> **Votre tâche**
D'après l'extrait à lire, quel métier exercent le père et le grand-père de Johnny ?

> **Extrait à lire**
━━━━━━━━━━━━━━━━━━━━
Une enfilade de tranches de vie
poisseuses, sordides, mais furieusement drôles. On suit donc les pas de
Johnny, fils et petit-fils de mineurs silicosés, envoyé au sana. Ensuite, une
vie coincée entre l’ennui et le mal-être. La sédentarité comme horizon d’une
vie qui n’en a pas. Oui, il ne faudrait pas cesser de pleurer quand on voit le
tableau, plus vrai que nature. C’est la Vie de Jésus et le P’tit Quinquin, mais
c’est l’Humanité aussi (Bruno Dumont, sors de ce livre !), la beauté
foireuse des petites gens, un hymne à la lose
et aux égarés, à la fraternité gouailleuse, aux victimes de la pluie et du
froid. Le pays noir quoi. Pas d’intrigue ici, juste des instantanés distillés
par les litres de houblons sirotés. Il faut renifler l’ambiance de ce coin
sinistré de France, au fil de carnavals et de ducasses arrosées à la
Jenlain, d’arrangements et de petites combines de postier. C’est gras comme des
remugles de frites, glauque comme une tournante dans un bois.
━━━━━━━━━━━━━━━━━━━━
> **Jeu de données**
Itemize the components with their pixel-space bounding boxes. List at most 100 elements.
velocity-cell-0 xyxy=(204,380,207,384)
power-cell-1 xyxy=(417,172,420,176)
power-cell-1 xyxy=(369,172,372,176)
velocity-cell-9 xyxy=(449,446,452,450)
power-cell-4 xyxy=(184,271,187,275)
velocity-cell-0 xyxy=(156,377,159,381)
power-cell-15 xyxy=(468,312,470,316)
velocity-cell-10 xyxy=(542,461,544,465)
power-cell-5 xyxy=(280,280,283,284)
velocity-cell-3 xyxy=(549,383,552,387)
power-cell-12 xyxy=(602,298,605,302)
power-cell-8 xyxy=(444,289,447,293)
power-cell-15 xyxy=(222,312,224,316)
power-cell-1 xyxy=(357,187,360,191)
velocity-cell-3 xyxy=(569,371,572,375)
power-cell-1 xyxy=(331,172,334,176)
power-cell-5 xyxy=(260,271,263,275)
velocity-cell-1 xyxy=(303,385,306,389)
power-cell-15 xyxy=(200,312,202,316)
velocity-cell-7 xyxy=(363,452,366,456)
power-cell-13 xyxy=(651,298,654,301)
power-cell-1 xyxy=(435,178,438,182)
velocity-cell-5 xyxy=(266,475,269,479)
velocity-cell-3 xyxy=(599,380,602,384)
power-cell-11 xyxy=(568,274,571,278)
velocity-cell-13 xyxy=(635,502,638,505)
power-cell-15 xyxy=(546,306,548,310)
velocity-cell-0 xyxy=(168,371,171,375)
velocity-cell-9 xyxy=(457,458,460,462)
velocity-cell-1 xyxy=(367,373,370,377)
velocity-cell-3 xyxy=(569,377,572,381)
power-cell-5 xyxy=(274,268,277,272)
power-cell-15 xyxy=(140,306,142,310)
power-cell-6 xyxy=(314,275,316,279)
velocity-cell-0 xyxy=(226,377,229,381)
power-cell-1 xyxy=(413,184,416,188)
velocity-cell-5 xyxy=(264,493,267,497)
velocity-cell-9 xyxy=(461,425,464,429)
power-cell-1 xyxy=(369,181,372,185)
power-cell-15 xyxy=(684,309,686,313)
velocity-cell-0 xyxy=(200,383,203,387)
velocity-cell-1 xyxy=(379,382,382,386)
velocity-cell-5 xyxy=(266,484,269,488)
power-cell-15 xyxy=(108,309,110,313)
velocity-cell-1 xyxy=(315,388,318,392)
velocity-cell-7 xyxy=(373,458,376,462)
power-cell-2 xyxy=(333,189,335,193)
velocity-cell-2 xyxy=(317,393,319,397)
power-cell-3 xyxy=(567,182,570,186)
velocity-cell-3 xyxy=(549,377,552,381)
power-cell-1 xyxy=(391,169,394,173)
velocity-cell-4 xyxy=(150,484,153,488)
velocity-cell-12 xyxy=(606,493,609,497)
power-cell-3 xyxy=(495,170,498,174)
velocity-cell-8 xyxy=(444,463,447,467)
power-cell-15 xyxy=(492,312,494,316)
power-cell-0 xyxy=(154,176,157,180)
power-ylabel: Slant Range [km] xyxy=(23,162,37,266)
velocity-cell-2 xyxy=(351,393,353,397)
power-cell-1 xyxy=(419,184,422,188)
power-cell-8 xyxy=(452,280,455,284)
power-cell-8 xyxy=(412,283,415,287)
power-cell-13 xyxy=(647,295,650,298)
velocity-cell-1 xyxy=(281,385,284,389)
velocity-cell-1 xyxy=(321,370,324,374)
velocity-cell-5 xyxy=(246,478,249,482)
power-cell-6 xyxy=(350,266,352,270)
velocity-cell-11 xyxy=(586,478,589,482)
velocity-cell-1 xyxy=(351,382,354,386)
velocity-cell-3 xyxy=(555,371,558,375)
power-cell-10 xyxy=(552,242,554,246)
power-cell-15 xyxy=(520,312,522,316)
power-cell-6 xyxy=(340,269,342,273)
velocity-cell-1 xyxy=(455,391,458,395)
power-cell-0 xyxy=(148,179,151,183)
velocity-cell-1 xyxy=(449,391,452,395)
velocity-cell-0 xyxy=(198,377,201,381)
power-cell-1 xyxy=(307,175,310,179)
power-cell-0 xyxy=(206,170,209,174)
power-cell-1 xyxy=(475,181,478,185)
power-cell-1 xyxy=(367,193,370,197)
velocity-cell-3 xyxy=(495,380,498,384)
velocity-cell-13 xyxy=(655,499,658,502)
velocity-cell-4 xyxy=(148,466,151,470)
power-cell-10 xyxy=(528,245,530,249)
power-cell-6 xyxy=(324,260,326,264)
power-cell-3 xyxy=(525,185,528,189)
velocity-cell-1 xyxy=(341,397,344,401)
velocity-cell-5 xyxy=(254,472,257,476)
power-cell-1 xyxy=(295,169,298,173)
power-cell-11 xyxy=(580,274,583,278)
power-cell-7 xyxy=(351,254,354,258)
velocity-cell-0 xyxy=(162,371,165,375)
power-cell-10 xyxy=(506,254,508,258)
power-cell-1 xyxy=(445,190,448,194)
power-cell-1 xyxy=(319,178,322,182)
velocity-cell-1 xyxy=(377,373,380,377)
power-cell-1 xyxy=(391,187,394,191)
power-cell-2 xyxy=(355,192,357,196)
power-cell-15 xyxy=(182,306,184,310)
━━━━━━━━━━━━━━━━━━━━
> **Résultat attendu**
Ce sont des mineurs, atteints de silicose.